-------- INPUT MATERIAL --------
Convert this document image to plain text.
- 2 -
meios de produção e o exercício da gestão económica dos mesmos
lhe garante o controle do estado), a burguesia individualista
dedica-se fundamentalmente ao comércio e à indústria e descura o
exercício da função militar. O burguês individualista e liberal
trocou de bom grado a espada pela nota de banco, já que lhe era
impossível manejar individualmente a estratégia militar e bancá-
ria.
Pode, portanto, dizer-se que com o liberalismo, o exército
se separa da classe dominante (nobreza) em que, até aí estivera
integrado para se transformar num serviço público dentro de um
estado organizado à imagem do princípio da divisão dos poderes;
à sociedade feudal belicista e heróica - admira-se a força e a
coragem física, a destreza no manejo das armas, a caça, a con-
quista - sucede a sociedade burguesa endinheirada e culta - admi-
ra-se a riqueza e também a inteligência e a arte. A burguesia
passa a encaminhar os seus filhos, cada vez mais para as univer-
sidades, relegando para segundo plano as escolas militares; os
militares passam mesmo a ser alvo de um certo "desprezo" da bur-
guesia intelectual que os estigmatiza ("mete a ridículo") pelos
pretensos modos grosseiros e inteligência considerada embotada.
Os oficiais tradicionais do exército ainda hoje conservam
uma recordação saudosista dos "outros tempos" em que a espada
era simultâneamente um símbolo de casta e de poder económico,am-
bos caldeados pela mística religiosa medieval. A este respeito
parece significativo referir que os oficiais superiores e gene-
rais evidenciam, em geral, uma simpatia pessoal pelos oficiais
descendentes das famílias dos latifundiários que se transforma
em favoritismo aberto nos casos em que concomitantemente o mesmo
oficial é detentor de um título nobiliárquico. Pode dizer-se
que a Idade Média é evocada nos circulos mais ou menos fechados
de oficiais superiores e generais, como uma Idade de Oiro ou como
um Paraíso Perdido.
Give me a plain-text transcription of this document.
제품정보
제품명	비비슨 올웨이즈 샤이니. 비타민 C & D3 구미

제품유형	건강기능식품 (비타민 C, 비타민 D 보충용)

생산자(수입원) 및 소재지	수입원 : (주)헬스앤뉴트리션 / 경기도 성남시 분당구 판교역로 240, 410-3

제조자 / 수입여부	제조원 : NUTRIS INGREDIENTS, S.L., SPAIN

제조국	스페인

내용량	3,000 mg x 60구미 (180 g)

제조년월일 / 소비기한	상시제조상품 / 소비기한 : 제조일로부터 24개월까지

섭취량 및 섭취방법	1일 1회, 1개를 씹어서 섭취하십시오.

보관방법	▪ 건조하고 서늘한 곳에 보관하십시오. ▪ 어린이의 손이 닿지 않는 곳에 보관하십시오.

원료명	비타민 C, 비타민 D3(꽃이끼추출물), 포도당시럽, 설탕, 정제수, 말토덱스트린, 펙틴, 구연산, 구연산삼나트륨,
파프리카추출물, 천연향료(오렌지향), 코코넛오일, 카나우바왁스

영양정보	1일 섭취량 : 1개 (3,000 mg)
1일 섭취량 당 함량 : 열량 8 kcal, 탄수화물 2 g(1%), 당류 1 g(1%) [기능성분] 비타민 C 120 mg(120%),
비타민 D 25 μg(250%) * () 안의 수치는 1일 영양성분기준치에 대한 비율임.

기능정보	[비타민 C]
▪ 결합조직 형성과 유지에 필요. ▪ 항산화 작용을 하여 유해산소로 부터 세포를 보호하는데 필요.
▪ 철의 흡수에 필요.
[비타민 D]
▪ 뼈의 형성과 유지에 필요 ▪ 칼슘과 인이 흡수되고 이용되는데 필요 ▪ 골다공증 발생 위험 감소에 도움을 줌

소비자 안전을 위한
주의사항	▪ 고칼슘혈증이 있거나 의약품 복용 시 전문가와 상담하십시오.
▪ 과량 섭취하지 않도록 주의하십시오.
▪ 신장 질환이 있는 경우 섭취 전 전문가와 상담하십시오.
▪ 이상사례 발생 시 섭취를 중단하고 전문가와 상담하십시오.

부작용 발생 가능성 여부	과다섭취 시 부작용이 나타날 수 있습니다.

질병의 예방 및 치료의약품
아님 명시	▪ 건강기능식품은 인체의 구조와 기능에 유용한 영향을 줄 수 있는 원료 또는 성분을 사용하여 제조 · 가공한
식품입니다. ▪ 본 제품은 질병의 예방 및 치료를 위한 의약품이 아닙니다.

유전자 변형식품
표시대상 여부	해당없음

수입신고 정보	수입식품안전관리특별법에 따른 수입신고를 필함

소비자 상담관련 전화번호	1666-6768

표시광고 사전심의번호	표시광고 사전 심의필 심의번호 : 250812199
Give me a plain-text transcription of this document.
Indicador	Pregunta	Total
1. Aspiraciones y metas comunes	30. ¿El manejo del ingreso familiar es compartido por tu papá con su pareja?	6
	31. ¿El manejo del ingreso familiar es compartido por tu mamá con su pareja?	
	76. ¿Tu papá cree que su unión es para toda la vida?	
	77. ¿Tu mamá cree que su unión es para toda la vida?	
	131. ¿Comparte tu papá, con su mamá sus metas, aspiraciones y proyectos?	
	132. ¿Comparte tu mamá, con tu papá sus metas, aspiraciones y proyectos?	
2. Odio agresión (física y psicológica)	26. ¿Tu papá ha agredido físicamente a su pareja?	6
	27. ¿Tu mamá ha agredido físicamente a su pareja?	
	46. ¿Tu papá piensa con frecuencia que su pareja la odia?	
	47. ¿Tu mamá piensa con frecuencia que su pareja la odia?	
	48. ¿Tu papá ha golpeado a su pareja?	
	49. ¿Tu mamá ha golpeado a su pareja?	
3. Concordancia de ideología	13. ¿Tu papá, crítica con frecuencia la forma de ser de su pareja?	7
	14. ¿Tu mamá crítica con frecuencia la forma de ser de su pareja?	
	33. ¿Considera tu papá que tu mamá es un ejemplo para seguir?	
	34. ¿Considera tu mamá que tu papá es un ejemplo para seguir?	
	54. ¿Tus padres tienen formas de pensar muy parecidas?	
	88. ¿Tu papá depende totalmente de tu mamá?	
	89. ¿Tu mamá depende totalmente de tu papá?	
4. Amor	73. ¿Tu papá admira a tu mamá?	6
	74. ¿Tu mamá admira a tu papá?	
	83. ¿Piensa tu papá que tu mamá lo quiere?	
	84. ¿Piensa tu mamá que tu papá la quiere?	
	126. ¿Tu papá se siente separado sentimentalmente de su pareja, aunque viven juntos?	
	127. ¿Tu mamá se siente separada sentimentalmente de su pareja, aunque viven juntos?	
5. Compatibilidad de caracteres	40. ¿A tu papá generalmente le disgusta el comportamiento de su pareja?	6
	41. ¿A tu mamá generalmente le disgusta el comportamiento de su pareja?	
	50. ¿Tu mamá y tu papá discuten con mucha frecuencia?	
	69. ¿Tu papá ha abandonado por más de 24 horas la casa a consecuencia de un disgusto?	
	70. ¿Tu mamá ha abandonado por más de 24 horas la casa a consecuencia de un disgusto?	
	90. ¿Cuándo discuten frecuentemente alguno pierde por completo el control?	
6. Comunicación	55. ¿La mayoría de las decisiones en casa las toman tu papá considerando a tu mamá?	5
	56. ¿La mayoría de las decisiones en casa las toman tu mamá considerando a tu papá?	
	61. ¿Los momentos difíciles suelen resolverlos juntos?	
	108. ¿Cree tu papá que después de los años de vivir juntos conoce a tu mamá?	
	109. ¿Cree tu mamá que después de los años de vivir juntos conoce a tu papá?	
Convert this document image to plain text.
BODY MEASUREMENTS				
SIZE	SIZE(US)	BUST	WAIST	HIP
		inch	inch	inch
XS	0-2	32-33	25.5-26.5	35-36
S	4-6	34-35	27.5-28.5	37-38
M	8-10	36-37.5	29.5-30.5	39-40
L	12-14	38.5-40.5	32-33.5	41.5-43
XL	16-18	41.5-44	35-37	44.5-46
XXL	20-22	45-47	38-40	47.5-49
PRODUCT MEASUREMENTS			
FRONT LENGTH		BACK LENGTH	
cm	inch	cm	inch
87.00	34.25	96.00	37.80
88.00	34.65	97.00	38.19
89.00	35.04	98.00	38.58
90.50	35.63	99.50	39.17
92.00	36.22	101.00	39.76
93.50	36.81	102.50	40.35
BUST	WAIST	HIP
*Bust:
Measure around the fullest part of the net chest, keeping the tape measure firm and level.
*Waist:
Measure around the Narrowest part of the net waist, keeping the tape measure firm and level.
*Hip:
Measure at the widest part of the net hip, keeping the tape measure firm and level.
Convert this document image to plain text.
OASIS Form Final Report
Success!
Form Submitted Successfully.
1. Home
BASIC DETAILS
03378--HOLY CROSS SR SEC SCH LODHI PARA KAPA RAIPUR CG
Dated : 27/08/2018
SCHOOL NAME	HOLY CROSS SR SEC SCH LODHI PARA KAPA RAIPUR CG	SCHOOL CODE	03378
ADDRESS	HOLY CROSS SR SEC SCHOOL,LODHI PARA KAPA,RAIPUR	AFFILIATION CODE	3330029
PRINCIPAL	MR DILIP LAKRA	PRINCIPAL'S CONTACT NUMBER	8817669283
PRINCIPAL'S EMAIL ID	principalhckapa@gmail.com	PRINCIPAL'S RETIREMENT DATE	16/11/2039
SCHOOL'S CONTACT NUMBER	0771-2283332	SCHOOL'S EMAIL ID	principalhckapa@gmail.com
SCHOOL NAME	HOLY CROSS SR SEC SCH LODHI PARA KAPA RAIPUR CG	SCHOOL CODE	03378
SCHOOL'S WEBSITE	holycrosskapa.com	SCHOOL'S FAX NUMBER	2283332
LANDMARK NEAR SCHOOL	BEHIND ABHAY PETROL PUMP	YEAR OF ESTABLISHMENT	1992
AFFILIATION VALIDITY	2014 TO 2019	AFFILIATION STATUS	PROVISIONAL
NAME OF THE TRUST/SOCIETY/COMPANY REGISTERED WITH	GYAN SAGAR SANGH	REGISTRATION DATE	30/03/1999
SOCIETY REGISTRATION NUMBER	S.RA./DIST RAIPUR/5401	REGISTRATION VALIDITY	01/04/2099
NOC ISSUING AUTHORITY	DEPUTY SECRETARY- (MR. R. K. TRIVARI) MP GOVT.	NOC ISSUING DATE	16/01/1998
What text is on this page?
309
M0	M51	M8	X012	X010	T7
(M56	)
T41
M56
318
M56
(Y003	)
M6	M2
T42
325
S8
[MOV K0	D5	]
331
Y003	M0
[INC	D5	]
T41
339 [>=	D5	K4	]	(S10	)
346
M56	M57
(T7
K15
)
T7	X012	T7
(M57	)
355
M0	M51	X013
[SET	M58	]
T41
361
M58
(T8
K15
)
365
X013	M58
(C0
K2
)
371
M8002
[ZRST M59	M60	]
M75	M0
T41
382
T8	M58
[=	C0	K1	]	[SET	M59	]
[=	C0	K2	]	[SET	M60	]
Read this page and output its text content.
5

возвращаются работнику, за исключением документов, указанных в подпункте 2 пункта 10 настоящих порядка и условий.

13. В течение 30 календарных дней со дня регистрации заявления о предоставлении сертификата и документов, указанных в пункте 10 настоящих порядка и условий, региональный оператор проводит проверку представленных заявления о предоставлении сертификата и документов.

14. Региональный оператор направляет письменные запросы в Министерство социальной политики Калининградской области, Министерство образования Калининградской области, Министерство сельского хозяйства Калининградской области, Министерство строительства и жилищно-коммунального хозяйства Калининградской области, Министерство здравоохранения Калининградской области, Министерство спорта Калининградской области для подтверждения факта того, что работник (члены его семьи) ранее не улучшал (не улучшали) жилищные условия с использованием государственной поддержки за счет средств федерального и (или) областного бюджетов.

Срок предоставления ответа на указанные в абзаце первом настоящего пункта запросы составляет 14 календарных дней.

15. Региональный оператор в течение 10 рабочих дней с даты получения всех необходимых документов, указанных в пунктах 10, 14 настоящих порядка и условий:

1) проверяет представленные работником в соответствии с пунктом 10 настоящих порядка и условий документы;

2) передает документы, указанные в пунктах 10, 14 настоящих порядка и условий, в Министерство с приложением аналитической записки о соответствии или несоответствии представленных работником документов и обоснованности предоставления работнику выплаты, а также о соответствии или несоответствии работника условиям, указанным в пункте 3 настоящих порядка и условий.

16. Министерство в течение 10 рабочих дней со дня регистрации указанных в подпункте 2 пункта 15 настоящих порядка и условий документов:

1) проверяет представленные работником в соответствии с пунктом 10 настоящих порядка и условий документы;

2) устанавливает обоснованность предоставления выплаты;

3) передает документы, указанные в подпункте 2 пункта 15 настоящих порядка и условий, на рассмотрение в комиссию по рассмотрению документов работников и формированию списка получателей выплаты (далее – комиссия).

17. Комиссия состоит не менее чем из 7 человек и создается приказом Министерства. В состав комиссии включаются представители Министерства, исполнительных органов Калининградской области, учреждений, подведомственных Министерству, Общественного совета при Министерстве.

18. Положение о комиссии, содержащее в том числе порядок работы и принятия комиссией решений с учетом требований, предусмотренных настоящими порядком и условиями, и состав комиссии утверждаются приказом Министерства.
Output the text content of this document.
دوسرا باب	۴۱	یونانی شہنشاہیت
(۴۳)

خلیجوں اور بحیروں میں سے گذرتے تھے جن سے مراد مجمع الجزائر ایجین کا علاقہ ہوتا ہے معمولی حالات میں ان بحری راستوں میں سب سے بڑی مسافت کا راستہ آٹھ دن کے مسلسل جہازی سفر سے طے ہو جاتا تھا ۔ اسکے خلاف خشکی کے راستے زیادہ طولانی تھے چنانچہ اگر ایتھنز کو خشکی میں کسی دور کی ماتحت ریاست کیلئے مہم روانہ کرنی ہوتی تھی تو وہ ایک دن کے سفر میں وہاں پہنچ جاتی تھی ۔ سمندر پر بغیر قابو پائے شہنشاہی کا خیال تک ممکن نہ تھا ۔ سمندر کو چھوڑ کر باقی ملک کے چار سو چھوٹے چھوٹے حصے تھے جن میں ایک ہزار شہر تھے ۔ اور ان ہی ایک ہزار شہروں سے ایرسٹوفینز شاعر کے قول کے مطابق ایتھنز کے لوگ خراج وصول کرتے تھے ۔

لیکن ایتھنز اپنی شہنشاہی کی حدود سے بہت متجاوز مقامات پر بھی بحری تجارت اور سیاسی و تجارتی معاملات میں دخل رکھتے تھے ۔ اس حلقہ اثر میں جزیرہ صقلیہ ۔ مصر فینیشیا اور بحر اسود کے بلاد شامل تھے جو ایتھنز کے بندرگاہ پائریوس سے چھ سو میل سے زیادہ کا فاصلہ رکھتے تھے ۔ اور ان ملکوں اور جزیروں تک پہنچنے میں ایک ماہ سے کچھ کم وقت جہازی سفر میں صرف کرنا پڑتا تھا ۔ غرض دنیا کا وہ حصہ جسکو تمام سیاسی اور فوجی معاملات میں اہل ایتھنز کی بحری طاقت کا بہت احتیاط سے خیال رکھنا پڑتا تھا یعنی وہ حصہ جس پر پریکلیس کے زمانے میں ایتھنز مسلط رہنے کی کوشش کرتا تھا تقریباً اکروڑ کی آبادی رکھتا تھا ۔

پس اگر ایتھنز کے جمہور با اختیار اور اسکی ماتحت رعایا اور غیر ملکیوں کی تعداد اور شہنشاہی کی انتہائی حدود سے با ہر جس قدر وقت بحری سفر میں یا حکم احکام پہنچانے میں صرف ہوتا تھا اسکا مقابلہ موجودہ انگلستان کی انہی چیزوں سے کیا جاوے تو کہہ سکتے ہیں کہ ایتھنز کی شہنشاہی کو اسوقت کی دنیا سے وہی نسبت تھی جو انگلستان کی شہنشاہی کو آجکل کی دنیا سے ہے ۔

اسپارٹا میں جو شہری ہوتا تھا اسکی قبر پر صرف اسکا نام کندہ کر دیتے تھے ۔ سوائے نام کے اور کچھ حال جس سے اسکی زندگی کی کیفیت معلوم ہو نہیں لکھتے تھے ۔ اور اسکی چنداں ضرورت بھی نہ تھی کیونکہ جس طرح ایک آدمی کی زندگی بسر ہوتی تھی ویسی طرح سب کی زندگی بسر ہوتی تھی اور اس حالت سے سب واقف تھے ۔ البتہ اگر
--------
GOAL OF THE EXERCISE: Only lines with the word "dizer" should be collected from the material.

THE ANSWER:
Pode, portanto, dizer-se que com o liberalismo, o exército
oficial é detentor de um título nobiliárquico. Pode dizer-se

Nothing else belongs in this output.